─── TASK INPUT

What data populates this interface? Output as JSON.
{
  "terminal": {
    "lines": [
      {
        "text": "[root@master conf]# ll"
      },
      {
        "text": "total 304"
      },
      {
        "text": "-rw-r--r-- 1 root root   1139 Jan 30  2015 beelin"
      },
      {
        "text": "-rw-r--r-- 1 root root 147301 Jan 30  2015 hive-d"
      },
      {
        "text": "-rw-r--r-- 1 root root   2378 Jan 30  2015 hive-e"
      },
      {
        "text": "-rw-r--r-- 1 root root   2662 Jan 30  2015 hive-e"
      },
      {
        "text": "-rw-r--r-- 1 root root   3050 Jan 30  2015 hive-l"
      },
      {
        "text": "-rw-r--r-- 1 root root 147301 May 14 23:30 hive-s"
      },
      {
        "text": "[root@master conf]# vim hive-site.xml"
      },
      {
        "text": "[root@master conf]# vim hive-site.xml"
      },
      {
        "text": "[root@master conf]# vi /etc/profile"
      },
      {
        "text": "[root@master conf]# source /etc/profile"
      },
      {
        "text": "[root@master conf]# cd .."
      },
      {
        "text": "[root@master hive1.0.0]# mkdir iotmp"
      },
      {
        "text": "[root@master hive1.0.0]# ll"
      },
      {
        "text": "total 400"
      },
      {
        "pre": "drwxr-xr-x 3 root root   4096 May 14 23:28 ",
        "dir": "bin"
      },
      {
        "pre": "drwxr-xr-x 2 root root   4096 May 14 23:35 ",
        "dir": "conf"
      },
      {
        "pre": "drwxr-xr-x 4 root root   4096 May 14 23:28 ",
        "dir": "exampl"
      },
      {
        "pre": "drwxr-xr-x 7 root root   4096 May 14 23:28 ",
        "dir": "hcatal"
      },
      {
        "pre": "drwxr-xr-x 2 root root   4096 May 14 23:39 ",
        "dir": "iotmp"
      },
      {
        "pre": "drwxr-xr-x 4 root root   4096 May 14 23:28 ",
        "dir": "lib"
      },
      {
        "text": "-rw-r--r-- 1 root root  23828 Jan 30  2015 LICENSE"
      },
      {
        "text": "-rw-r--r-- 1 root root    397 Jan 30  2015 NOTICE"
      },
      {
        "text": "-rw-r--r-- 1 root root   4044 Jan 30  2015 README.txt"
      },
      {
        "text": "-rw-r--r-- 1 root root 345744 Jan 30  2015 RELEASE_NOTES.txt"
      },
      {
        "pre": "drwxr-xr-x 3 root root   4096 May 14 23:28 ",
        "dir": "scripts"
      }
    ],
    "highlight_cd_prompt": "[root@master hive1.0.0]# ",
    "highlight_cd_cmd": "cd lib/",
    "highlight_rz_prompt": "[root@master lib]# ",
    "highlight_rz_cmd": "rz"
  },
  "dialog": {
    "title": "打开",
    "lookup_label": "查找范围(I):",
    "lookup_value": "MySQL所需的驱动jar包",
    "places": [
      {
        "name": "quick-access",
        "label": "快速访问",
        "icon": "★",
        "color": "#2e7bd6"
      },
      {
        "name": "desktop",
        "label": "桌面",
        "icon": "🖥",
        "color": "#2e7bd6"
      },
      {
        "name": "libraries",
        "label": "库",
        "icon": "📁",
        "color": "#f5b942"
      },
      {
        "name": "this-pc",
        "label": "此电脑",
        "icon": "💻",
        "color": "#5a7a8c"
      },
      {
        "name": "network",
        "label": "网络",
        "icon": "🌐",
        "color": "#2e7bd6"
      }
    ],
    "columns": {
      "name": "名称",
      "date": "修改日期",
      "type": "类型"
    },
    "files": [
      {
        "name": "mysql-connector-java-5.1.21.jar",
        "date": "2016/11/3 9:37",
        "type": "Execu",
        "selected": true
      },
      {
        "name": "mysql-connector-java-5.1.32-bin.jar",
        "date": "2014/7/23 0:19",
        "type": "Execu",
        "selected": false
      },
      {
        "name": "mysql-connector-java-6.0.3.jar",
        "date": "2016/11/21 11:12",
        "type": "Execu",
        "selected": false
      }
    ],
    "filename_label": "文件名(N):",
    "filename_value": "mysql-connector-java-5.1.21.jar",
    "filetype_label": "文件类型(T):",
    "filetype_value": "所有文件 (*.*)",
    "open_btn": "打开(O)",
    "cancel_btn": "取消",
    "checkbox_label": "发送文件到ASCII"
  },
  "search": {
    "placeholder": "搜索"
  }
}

──────

**WORK INSTRUCTIONS**
Word for word, restate all of the data shown above.

**ANSWER TO THE TASK**
What data populates this interface? Output as JSON.
{
  "terminal": {
    "lines": [
      {
        "text": "[root@master conf]# ll"
      },
      {
        "text": "total 304"
      },
      {
        "text": "-rw-r--r-- 1 root root   1139 Jan 30  2015 beelin"
      },
      {
        "text": "-rw-r--r-- 1 root root 147301 Jan 30  2015 hive-d"
      },
      {
        "text": "-rw-r--r-- 1 root root   2378 Jan 30  2015 hive-e"
      },
      {
        "text": "-rw-r--r-- 1 root root   2662 Jan 30  2015 hive-e"
      },
      {
        "text": "-rw-r--r-- 1 root root   3050 Jan 30  2015 hive-l"
      },
      {
        "text": "-rw-r--r-- 1 root root 147301 May 14 23:30 hive-s"
      },
      {
        "text": "[root@master conf]# vim hive-site.xml"
      },
      {
        "text": "[root@master conf]# vim hive-site.xml"
      },
      {
        "text": "[root@master conf]# vi /etc/profile"
      },
      {
        "text": "[root@master conf]# source /etc/profile"
      },
      {
        "text": "[root@master conf]# cd .."
      },
      {
        "text": "[root@master hive1.0.0]# mkdir iotmp"
      },
      {
        "text": "[root@master hive1.0.0]# ll"
      },
      {
        "text": "total 400"
      },
      {
        "pre": "drwxr-xr-x 3 root root   4096 May 14 23:28 ",
        "dir": "bin"
      },
      {
        "pre": "drwxr-xr-x 2 root root   4096 May 14 23:35 ",
        "dir": "conf"
      },
      {
        "pre": "drwxr-xr-x 4 root root   4096 May 14 23:28 ",
        "dir": "exampl"
      },
      {
        "pre": "drwxr-xr-x 7 root root   4096 May 14 23:28 ",
        "dir": "hcatal"
      },
      {
        "pre": "drwxr-xr-x 2 root root   4096 May 14 23:39 ",
        "dir": "iotmp"
      },
      {
        "pre": "drwxr-xr-x 4 root root   4096 May 14 23:28 ",
        "dir": "lib"
      },
      {
        "text": "-rw-r--r-- 1 root root  23828 Jan 30  2015 LICENSE"
      },
      {
        "text": "-rw-r--r-- 1 root root    397 Jan 30  2015 NOTICE"
      },
      {
        "text": "-rw-r--r-- 1 root root   4044 Jan 30  2015 README.txt"
      },
      {
        "text": "-rw-r--r-- 1 root root 345744 Jan 30  2015 RELEASE_NOTES.txt"
      },
      {
        "pre": "drwxr-xr-x 3 root root   4096 May 14 23:28 ",
        "dir": "scripts"
      }
    ],
    "highlight_cd_prompt": "[root@master hive1.0.0]# ",
    "highlight_cd_cmd": "cd lib/",
    "highlight_rz_prompt": "[root@master lib]# ",
    "highlight_rz_cmd": "rz"
  },
  "dialog": {
    "title": "打开",
    "lookup_label": "查找范围(I):",
    "lookup_value": "MySQL所需的驱动jar包",
    "places": [
      {
        "name": "quick-access",
        "label": "快速访问",
        "icon": "★",
        "color": "#2e7bd6"
      },
      {
        "name": "desktop",
        "label": "桌面",
        "icon": "🖥",
        "color": "#2e7bd6"
      },
      {
        "name": "libraries",
        "label": "库",
        "icon": "📁",
        "color": "#f5b942"
      },
      {
        "name": "this-pc",
        "label": "此电脑",
        "icon": "💻",
        "color": "#5a7a8c"
      },
      {
        "name": "network",
        "label": "网络",
        "icon": "🌐",
        "color": "#2e7bd6"
      }
    ],
    "columns": {
      "name": "名称",
      "date": "修改日期",
      "type": "类型"
    },
    "files": [
      {
        "name": "mysql-connector-java-5.1.21.jar",
        "date": "2016/11/3 9:37",
        "type": "Execu",
        "selected": true
      },
      {
        "name": "mysql-connector-java-5.1.32-bin.jar",
        "date": "2014/7/23 0:19",
        "type": "Execu",
        "selected": false
      },
      {
        "name": "mysql-connector-java-6.0.3.jar",
        "date": "2016/11/21 11:12",
        "type": "Execu",
        "selected": false
      }
    ],
    "filename_label": "文件名(N):",
    "filename_value": "mysql-connector-java-5.1.21.jar",
    "filetype_label": "文件类型(T):",
    "filetype_value": "所有文件 (*.*)",
    "open_btn": "打开(O)",
    "cancel_btn": "取消",
    "checkbox_label": "发送文件到ASCII"
  },
  "search": {
    "placeholder": "搜索"
  }
}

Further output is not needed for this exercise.